*RECORDED DATA*.
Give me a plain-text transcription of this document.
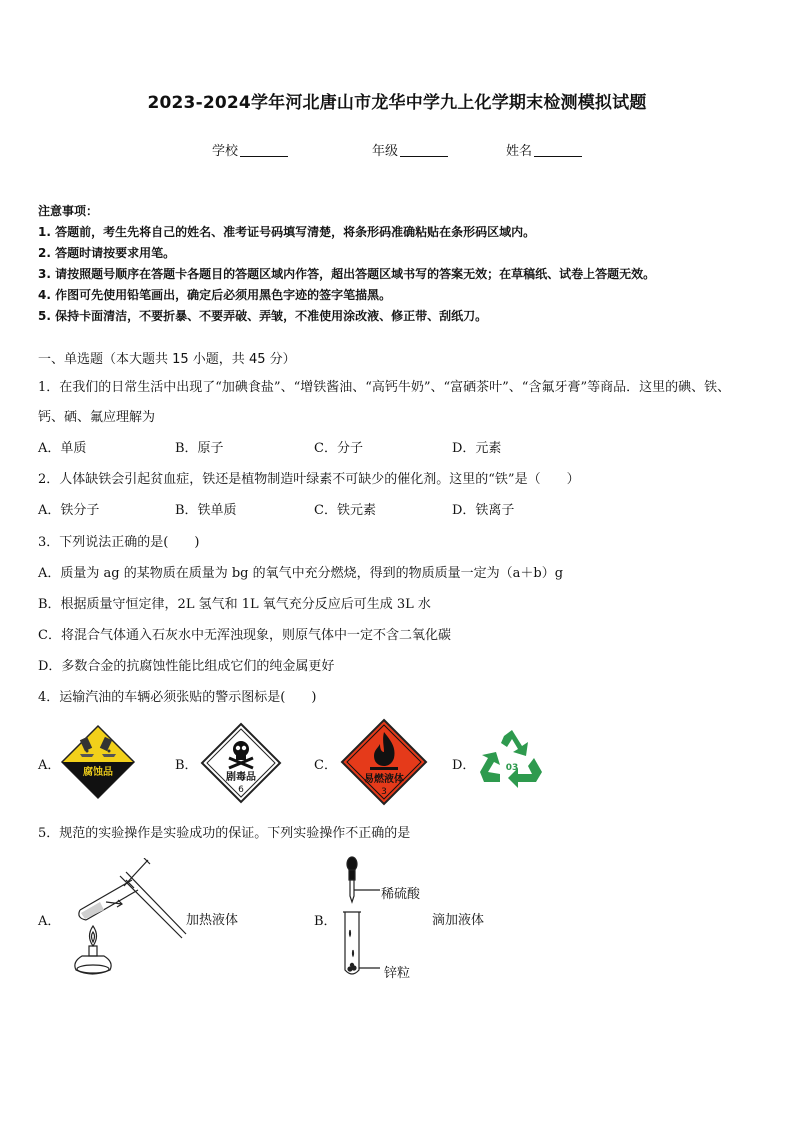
2023-2024学年河北唐山市龙华中学九上化学期末检测模拟试题
学校	年级	姓名
注意事项：
1. 答题前，考生先将自己的姓名、准考证号码填写清楚，将条形码准确粘贴在条形码区域内。
2. 答题时请按要求用笔。
3. 请按照题号顺序在答题卡各题目的答题区域内作答，超出答题区域书写的答案无效；在草稿纸、试卷上答题无效。
4. 作图可先使用铅笔画出，确定后必须用黑色字迹的签字笔描黑。
5. 保持卡面清洁，不要折暴、不要弄破、弄皱，不准使用涂改液、修正带、刮纸刀。
一、单选题（本大题共 15 小题，共 45 分）
1．在我们的日常生活中出现了“加碘食盐”、“增铁酱油、“高钙牛奶”、“富硒茶叶”、“含氟牙膏”等商品．这里的碘、铁、
钙、硒、氟应理解为
A．单质	B．原子	C．分子	D．元素
2．人体缺铁会引起贫血症，铁还是植物制造叶绿素不可缺少的催化剂。这里的“铁”是（　　）
A．铁分子	B．铁单质	C．铁元素	D．铁离子
3．下列说法正确的是(　　)
A．质量为 ag 的某物质在质量为 bg 的氧气中充分燃烧，得到的物质质量一定为（a＋b）g
B．根据质量守恒定律，2L 氢气和 1L 氧气充分反应后可生成 3L 水
C．将混合气体通入石灰水中无浑浊现象，则原气体中一定不含二氧化碳
D．多数合金的抗腐蚀性能比组成它们的纯金属更好
4．运输汽油的车辆必须张贴的警示图标是(　　)
A．	B．	C．	D．
腐蚀品	剧毒品
6
易燃液体
3
03
5．规范的实验操作是实验成功的保证。下列实验操作不正确的是
A．	加热液体	B．	滴加液体
稀硫酸
锌粒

*REQUIRED TASK*. Images should not appear in the copy; retype the listing above exactly.

*WORKED SOLUTION*.
Give me a plain-text transcription of this document.
2023-2024学年河北唐山市龙华中学九上化学期末检测模拟试题
学校	年级	姓名
注意事项：
1. 答题前，考生先将自己的姓名、准考证号码填写清楚，将条形码准确粘贴在条形码区域内。
2. 答题时请按要求用笔。
3. 请按照题号顺序在答题卡各题目的答题区域内作答，超出答题区域书写的答案无效；在草稿纸、试卷上答题无效。
4. 作图可先使用铅笔画出，确定后必须用黑色字迹的签字笔描黑。
5. 保持卡面清洁，不要折暴、不要弄破、弄皱，不准使用涂改液、修正带、刮纸刀。
一、单选题（本大题共 15 小题，共 45 分）
1．在我们的日常生活中出现了“加碘食盐”、“增铁酱油、“高钙牛奶”、“富硒茶叶”、“含氟牙膏”等商品．这里的碘、铁、
钙、硒、氟应理解为
A．单质	B．原子	C．分子	D．元素
2．人体缺铁会引起贫血症，铁还是植物制造叶绿素不可缺少的催化剂。这里的“铁”是（　　）
A．铁分子	B．铁单质	C．铁元素	D．铁离子
3．下列说法正确的是(　　)
A．质量为 ag 的某物质在质量为 bg 的氧气中充分燃烧，得到的物质质量一定为（a＋b）g
B．根据质量守恒定律，2L 氢气和 1L 氧气充分反应后可生成 3L 水
C．将混合气体通入石灰水中无浑浊现象，则原气体中一定不含二氧化碳
D．多数合金的抗腐蚀性能比组成它们的纯金属更好
4．运输汽油的车辆必须张贴的警示图标是(　　)
A．	B．	C．	D．
腐蚀品	剧毒品
6
易燃液体
3
03
5．规范的实验操作是实验成功的保证。下列实验操作不正确的是
A．	加热液体	B．	滴加液体
稀硫酸
锌粒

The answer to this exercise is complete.